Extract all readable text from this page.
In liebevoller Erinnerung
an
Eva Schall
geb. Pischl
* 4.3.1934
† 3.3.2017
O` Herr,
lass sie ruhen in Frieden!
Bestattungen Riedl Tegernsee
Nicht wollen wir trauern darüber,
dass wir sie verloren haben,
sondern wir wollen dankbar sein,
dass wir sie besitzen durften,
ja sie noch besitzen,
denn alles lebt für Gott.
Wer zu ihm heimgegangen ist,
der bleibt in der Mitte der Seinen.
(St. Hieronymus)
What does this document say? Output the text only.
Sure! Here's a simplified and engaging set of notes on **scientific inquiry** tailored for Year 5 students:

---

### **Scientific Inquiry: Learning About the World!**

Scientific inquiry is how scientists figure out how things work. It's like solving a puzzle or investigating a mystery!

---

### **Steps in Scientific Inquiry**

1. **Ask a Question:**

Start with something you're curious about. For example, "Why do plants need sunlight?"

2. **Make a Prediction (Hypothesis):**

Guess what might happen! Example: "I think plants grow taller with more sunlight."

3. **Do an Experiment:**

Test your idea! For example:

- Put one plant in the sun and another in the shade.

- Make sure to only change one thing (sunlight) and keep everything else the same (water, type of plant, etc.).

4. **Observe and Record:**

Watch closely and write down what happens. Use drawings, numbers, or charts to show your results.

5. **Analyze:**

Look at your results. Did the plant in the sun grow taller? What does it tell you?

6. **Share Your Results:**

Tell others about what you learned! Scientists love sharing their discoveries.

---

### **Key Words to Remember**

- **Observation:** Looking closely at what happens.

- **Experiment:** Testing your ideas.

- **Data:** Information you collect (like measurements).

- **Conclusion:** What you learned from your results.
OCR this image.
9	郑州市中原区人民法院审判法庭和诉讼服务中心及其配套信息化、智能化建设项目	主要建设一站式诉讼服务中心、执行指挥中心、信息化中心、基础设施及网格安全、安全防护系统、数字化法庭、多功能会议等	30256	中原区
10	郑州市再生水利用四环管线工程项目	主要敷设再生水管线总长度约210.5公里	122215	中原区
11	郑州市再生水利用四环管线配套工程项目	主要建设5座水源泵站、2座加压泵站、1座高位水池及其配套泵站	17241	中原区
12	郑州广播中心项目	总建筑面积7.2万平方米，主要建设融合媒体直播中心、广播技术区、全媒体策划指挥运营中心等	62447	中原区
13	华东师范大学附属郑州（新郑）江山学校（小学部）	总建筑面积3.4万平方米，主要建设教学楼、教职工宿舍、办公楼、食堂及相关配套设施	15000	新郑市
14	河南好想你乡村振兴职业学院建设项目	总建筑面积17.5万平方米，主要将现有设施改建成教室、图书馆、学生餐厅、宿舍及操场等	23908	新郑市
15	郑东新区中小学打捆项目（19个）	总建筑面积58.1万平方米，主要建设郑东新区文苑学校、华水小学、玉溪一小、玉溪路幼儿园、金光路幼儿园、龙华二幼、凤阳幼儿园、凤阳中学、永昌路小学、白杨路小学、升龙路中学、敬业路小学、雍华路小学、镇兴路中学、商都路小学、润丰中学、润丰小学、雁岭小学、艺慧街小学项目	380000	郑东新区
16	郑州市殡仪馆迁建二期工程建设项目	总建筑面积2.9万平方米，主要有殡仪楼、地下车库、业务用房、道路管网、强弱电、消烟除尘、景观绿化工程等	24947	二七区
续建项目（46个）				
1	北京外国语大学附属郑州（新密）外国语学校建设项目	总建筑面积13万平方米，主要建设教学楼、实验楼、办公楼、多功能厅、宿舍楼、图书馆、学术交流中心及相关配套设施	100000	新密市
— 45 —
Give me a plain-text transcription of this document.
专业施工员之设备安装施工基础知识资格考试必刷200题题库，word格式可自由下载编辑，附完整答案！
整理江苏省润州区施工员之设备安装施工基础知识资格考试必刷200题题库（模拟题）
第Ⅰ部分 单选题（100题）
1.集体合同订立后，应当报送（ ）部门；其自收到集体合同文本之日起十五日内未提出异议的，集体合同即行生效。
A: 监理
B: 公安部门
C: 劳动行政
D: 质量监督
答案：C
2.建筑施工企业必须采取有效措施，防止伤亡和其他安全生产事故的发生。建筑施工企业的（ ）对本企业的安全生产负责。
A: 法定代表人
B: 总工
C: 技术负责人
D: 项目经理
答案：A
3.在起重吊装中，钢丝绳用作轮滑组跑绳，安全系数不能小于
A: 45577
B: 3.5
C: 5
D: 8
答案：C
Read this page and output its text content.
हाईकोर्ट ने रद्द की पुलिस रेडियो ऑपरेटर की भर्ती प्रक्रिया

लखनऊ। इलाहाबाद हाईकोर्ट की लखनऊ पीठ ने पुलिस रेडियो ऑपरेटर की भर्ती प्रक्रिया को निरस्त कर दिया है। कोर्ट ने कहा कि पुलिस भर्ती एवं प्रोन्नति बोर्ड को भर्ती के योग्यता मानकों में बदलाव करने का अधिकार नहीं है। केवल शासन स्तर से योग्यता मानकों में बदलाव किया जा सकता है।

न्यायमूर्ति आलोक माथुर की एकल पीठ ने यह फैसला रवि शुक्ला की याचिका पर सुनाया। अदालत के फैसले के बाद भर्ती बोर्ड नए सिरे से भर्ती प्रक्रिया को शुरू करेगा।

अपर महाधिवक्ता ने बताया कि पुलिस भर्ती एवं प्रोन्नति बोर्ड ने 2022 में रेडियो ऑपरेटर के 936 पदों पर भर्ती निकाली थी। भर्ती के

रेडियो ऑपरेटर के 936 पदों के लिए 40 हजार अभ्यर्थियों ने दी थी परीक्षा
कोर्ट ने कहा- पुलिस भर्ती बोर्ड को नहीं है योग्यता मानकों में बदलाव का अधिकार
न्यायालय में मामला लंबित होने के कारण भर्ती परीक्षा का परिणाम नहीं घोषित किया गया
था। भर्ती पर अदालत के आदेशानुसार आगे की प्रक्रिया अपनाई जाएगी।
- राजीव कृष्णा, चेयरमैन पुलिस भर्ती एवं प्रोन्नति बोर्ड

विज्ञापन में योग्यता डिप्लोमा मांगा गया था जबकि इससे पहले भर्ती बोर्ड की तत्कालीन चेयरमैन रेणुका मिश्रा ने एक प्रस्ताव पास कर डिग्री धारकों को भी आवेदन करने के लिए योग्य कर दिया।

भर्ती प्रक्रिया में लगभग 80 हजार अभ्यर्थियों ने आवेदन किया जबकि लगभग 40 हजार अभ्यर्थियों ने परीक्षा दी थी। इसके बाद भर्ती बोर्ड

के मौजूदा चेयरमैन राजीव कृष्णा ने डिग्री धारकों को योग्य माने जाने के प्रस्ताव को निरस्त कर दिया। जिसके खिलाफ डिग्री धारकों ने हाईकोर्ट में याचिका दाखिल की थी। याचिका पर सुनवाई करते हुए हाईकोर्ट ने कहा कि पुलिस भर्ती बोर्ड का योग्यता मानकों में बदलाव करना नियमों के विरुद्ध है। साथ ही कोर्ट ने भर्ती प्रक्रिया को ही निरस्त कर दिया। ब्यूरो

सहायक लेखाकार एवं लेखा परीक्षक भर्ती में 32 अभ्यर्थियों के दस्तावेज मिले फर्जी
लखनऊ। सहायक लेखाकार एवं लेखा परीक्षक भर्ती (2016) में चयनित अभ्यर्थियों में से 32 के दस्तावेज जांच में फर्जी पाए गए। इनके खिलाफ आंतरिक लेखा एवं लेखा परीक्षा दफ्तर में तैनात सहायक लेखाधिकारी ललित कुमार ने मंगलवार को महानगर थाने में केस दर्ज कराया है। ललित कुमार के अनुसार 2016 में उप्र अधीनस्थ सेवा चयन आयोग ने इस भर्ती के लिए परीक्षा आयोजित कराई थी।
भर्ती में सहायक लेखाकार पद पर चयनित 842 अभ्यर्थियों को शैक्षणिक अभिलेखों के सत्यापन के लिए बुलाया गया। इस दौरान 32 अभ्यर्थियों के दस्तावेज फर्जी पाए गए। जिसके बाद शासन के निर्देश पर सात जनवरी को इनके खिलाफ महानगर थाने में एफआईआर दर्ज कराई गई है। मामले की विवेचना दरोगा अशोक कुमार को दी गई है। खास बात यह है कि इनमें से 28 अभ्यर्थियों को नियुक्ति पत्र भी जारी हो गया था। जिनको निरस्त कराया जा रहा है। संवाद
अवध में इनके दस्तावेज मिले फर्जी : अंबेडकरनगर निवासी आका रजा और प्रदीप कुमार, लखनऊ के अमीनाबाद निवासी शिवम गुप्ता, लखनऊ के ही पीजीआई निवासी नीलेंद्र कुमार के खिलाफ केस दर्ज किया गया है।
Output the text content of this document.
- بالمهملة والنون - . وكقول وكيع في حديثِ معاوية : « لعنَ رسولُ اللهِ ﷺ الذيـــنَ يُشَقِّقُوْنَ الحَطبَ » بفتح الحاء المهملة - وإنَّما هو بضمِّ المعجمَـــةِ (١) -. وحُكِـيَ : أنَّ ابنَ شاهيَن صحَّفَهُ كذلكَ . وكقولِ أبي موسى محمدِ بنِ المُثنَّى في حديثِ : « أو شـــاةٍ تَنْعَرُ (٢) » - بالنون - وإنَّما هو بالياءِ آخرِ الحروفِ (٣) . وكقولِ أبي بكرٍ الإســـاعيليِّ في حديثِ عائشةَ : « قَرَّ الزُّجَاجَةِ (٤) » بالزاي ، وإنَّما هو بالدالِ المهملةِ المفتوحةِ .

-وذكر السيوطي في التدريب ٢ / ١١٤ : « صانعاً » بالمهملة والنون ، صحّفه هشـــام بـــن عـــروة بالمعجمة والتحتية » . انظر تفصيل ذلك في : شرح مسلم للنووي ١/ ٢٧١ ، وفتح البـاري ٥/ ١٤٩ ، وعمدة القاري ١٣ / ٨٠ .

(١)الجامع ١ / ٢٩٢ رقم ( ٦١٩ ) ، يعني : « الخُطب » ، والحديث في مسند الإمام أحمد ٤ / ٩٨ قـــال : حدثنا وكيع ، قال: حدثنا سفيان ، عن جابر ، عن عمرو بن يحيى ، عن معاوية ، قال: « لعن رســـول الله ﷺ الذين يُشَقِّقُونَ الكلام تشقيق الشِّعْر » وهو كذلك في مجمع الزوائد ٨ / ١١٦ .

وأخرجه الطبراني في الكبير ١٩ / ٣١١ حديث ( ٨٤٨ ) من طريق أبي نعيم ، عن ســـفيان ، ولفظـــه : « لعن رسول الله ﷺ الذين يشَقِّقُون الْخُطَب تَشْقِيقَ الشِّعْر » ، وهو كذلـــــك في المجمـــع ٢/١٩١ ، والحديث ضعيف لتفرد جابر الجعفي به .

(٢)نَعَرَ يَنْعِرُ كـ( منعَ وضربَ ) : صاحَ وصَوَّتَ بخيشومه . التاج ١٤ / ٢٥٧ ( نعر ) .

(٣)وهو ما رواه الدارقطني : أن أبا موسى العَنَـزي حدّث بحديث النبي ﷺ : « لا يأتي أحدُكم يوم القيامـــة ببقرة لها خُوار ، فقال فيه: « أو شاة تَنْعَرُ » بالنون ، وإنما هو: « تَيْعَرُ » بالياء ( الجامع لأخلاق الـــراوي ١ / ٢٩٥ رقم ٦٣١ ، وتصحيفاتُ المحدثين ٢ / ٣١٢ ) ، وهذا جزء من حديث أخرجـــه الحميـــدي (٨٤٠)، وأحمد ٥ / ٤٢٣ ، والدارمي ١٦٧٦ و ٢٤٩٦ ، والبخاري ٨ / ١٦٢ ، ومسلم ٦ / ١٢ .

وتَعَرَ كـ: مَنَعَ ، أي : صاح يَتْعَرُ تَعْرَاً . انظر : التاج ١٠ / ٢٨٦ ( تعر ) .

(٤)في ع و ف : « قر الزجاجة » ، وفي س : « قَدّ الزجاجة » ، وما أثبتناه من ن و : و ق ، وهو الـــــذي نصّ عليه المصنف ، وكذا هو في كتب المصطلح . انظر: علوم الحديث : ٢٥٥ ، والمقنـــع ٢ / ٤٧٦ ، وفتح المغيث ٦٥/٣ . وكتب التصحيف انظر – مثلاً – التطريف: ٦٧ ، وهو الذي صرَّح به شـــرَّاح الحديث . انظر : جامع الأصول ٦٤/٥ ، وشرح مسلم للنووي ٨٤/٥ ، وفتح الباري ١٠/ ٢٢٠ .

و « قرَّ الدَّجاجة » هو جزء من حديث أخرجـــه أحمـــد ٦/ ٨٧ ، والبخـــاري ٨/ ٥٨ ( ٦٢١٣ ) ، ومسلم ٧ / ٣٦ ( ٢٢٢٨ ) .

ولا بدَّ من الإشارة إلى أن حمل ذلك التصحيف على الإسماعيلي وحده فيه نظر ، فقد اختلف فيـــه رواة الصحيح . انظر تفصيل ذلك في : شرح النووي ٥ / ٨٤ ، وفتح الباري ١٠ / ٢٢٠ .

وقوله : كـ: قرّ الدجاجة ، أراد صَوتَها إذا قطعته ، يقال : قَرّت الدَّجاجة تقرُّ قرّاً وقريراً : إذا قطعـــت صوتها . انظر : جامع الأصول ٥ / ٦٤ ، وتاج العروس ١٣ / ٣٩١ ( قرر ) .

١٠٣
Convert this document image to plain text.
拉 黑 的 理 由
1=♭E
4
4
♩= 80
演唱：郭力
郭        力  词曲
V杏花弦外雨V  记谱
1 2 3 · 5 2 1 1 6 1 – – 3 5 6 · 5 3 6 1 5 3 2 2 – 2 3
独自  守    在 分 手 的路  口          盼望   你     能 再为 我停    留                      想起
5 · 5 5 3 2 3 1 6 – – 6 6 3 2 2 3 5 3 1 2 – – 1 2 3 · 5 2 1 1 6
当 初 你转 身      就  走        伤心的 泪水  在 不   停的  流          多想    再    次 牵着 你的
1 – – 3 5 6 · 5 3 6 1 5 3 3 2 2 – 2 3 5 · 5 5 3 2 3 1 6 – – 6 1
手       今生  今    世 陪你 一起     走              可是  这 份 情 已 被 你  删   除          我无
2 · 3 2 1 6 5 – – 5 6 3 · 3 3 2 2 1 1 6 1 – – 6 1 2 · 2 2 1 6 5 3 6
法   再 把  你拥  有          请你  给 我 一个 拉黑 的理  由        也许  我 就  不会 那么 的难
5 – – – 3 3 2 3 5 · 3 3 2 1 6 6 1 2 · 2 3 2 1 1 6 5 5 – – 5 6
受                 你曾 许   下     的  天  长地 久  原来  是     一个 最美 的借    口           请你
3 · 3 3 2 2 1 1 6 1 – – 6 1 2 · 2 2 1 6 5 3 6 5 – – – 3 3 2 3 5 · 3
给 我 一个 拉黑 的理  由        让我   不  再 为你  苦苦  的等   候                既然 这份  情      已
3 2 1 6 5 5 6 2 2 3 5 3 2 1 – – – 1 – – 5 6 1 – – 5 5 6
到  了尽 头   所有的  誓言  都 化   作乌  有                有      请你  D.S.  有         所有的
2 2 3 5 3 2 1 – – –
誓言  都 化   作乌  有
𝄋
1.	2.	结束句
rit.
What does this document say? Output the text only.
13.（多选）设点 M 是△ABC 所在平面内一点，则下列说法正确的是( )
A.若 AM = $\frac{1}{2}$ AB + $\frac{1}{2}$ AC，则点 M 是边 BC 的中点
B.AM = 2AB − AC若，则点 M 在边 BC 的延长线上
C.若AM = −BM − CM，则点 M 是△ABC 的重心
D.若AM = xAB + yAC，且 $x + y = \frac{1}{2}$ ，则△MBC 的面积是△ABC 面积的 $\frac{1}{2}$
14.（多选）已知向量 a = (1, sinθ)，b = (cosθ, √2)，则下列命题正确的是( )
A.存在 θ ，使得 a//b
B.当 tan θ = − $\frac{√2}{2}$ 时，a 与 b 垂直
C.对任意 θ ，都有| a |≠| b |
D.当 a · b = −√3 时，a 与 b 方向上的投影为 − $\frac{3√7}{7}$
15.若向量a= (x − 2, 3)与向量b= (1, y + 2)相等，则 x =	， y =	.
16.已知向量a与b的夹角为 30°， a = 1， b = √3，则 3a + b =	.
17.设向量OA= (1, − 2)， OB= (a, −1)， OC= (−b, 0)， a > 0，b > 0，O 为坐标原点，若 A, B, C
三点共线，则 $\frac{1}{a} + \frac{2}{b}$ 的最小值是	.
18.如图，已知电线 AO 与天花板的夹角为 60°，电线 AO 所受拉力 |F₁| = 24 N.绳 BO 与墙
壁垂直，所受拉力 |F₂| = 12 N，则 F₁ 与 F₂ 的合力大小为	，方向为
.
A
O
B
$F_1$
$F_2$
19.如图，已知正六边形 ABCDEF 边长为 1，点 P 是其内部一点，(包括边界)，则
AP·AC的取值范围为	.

- - - -

#### GIVEN INSTRUCTION:
Gather and copy every line of the data in which the string "taller" is found.

#### REPLY TO THE TASK:
Guess what might happen! Example: "I think plants grow taller with more sunlight."
Look at your results. Did the plant in the sun grow taller? What does it tell you?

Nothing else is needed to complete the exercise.